**Problem description:** Copy out all of the material exactly as presented.

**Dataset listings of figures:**
------------------------------------------------

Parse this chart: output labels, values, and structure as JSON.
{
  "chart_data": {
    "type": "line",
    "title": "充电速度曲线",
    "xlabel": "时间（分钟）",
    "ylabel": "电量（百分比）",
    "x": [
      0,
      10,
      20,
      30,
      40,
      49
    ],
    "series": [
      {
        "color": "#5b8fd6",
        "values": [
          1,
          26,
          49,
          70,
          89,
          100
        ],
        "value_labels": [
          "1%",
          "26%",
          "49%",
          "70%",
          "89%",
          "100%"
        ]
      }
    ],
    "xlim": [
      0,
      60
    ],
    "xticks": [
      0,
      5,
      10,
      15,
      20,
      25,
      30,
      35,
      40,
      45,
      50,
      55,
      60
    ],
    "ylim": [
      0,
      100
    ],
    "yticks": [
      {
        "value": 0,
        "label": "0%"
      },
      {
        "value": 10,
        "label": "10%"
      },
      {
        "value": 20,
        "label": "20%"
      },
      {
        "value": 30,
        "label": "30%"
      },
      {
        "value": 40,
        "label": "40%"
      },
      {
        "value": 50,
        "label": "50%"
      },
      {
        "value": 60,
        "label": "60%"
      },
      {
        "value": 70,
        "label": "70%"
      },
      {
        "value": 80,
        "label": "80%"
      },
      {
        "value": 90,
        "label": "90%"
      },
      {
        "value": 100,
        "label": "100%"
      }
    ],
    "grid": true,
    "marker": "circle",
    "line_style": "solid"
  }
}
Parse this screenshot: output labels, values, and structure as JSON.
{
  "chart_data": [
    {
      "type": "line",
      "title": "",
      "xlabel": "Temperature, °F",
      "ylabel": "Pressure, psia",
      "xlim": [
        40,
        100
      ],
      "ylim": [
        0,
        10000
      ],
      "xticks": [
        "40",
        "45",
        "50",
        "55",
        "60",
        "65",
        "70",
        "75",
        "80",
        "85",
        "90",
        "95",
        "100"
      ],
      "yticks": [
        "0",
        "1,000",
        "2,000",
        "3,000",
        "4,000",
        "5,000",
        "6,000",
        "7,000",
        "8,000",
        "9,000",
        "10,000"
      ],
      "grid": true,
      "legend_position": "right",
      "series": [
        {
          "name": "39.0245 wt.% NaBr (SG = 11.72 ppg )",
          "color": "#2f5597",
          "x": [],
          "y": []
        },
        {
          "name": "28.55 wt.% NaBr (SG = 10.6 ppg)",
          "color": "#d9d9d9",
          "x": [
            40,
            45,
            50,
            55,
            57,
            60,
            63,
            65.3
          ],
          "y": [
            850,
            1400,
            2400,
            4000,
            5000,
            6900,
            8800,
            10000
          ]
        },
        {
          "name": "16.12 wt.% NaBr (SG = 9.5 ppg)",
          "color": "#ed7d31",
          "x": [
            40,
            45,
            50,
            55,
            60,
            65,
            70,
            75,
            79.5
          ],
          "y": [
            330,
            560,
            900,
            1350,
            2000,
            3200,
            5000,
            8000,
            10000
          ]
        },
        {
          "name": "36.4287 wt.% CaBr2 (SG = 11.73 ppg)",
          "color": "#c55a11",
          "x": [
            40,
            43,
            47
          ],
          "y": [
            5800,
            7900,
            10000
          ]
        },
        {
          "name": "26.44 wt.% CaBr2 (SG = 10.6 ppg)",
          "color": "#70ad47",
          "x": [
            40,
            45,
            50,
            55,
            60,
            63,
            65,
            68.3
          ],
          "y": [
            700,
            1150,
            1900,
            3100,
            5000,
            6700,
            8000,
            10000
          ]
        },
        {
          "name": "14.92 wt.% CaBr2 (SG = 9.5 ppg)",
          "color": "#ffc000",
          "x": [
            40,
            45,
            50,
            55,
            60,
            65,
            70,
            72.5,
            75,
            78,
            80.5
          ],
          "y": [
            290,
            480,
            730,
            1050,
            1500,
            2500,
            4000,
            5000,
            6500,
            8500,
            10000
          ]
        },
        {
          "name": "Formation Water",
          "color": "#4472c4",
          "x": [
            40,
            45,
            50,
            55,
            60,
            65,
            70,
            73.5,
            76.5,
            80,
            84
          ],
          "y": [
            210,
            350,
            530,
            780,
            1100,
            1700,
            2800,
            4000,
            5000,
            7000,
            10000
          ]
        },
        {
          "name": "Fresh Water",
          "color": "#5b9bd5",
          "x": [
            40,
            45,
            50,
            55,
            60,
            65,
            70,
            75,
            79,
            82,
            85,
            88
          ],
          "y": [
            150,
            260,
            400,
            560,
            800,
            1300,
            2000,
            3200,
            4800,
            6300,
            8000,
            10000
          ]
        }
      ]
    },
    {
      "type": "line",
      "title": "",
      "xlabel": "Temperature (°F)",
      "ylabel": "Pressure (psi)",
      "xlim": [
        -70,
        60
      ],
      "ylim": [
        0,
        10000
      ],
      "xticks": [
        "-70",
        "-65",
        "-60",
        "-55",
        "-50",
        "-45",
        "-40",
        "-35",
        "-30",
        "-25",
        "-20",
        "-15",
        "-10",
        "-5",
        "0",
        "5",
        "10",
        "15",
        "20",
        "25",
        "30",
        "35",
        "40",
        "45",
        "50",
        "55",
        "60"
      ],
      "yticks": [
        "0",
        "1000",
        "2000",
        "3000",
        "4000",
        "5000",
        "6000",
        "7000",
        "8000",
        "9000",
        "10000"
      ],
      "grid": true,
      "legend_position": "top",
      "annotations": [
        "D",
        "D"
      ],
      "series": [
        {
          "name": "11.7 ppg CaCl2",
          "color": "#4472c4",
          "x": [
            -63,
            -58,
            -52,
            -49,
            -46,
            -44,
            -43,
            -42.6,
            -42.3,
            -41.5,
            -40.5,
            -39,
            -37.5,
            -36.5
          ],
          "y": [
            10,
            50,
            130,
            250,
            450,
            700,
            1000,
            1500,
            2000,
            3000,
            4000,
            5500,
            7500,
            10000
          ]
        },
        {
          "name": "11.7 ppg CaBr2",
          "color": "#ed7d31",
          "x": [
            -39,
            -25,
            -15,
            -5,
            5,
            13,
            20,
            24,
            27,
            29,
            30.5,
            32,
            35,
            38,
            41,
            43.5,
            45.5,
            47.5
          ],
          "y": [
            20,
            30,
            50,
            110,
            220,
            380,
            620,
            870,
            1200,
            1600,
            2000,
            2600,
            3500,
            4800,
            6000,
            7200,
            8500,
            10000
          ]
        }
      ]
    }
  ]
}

------------------------------------------------

**Problem solution:**
Parse this chart: output labels, values, and structure as JSON.
{
  "chart_data": {
    "type": "line",
    "title": "充电速度曲线",
    "xlabel": "时间（分钟）",
    "ylabel": "电量（百分比）",
    "x": [
      0,
      10,
      20,
      30,
      40,
      49
    ],
    "series": [
      {
        "color": "#5b8fd6",
        "values": [
          1,
          26,
          49,
          70,
          89,
          100
        ],
        "value_labels": [
          "1%",
          "26%",
          "49%",
          "70%",
          "89%",
          "100%"
        ]
      }
    ],
    "xlim": [
      0,
      60
    ],
    "xticks": [
      0,
      5,
      10,
      15,
      20,
      25,
      30,
      35,
      40,
      45,
      50,
      55,
      60
    ],
    "ylim": [
      0,
      100
    ],
    "yticks": [
      {
        "value": 0,
        "label": "0%"
      },
      {
        "value": 10,
        "label": "10%"
      },
      {
        "value": 20,
        "label": "20%"
      },
      {
        "value": 30,
        "label": "30%"
      },
      {
        "value": 40,
        "label": "40%"
      },
      {
        "value": 50,
        "label": "50%"
      },
      {
        "value": 60,
        "label": "60%"
      },
      {
        "value": 70,
        "label": "70%"
      },
      {
        "value": 80,
        "label": "80%"
      },
      {
        "value": 90,
        "label": "90%"
      },
      {
        "value": 100,
        "label": "100%"
      }
    ],
    "grid": true,
    "marker": "circle",
    "line_style": "solid"
  }
}
Parse this screenshot: output labels, values, and structure as JSON.
{
  "chart_data": [
    {
      "type": "line",
      "title": "",
      "xlabel": "Temperature, °F",
      "ylabel": "Pressure, psia",
      "xlim": [
        40,
        100
      ],
      "ylim": [
        0,
        10000
      ],
      "xticks": [
        "40",
        "45",
        "50",
        "55",
        "60",
        "65",
        "70",
        "75",
        "80",
        "85",
        "90",
        "95",
        "100"
      ],
      "yticks": [
        "0",
        "1,000",
        "2,000",
        "3,000",
        "4,000",
        "5,000",
        "6,000",
        "7,000",
        "8,000",
        "9,000",
        "10,000"
      ],
      "grid": true,
      "legend_position": "right",
      "series": [
        {
          "name": "39.0245 wt.% NaBr (SG = 11.72 ppg )",
          "color": "#2f5597",
          "x": [],
          "y": []
        },
        {
          "name": "28.55 wt.% NaBr (SG = 10.6 ppg)",
          "color": "#d9d9d9",
          "x": [
            40,
            45,
            50,
            55,
            57,
            60,
            63,
            65.3
          ],
          "y": [
            850,
            1400,
            2400,
            4000,
            5000,
            6900,
            8800,
            10000
          ]
        },
        {
          "name": "16.12 wt.% NaBr (SG = 9.5 ppg)",
          "color": "#ed7d31",
          "x": [
            40,
            45,
            50,
            55,
            60,
            65,
            70,
            75,
            79.5
          ],
          "y": [
            330,
            560,
            900,
            1350,
            2000,
            3200,
            5000,
            8000,
            10000
          ]
        },
        {
          "name": "36.4287 wt.% CaBr2 (SG = 11.73 ppg)",
          "color": "#c55a11",
          "x": [
            40,
            43,
            47
          ],
          "y": [
            5800,
            7900,
            10000
          ]
        },
        {
          "name": "26.44 wt.% CaBr2 (SG = 10.6 ppg)",
          "color": "#70ad47",
          "x": [
            40,
            45,
            50,
            55,
            60,
            63,
            65,
            68.3
          ],
          "y": [
            700,
            1150,
            1900,
            3100,
            5000,
            6700,
            8000,
            10000
          ]
        },
        {
          "name": "14.92 wt.% CaBr2 (SG = 9.5 ppg)",
          "color": "#ffc000",
          "x": [
            40,
            45,
            50,
            55,
            60,
            65,
            70,
            72.5,
            75,
            78,
            80.5
          ],
          "y": [
            290,
            480,
            730,
            1050,
            1500,
            2500,
            4000,
            5000,
            6500,
            8500,
            10000
          ]
        },
        {
          "name": "Formation Water",
          "color": "#4472c4",
          "x": [
            40,
            45,
            50,
            55,
            60,
            65,
            70,
            73.5,
            76.5,
            80,
            84
          ],
          "y": [
            210,
            350,
            530,
            780,
            1100,
            1700,
            2800,
            4000,
            5000,
            7000,
            10000
          ]
        },
        {
          "name": "Fresh Water",
          "color": "#5b9bd5",
          "x": [
            40,
            45,
            50,
            55,
            60,
            65,
            70,
            75,
            79,
            82,
            85,
            88
          ],
          "y": [
            150,
            260,
            400,
            560,
            800,
            1300,
            2000,
            3200,
            4800,
            6300,
            8000,
            10000
          ]
        }
      ]
    },
    {
      "type": "line",
      "title": "",
      "xlabel": "Temperature (°F)",
      "ylabel": "Pressure (psi)",
      "xlim": [
        -70,
        60
      ],
      "ylim": [
        0,
        10000
      ],
      "xticks": [
        "-70",
        "-65",
        "-60",
        "-55",
        "-50",
        "-45",
        "-40",
        "-35",
        "-30",
        "-25",
        "-20",
        "-15",
        "-10",
        "-5",
        "0",
        "5",
        "10",
        "15",
        "20",
        "25",
        "30",
        "35",
        "40",
        "45",
        "50",
        "55",
        "60"
      ],
      "yticks": [
        "0",
        "1000",
        "2000",
        "3000",
        "4000",
        "5000",
        "6000",
        "7000",
        "8000",
        "9000",
        "10000"
      ],
      "grid": true,
      "legend_position": "top",
      "annotations": [
        "D",
        "D"
      ],
      "series": [
        {
          "name": "11.7 ppg CaCl2",
          "color": "#4472c4",
          "x": [
            -63,
            -58,
            -52,
            -49,
            -46,
            -44,
            -43,
            -42.6,
            -42.3,
            -41.5,
            -40.5,
            -39,
            -37.5,
            -36.5
          ],
          "y": [
            10,
            50,
            130,
            250,
            450,
            700,
            1000,
            1500,
            2000,
            3000,
            4000,
            5500,
            7500,
            10000
          ]
        },
        {
          "name": "11.7 ppg CaBr2",
          "color": "#ed7d31",
          "x": [
            -39,
            -25,
            -15,
            -5,
            5,
            13,
            20,
            24,
            27,
            29,
            30.5,
            32,
            35,
            38,
            41,
            43.5,
            45.5,
            47.5
          ],
          "y": [
            20,
            30,
            50,
            110,
            220,
            380,
            620,
            870,
            1200,
            1600,
            2000,
            2600,
            3500,
            4800,
            6000,
            7200,
            8500,
            10000
          ]
        }
      ]
    }
  ]
}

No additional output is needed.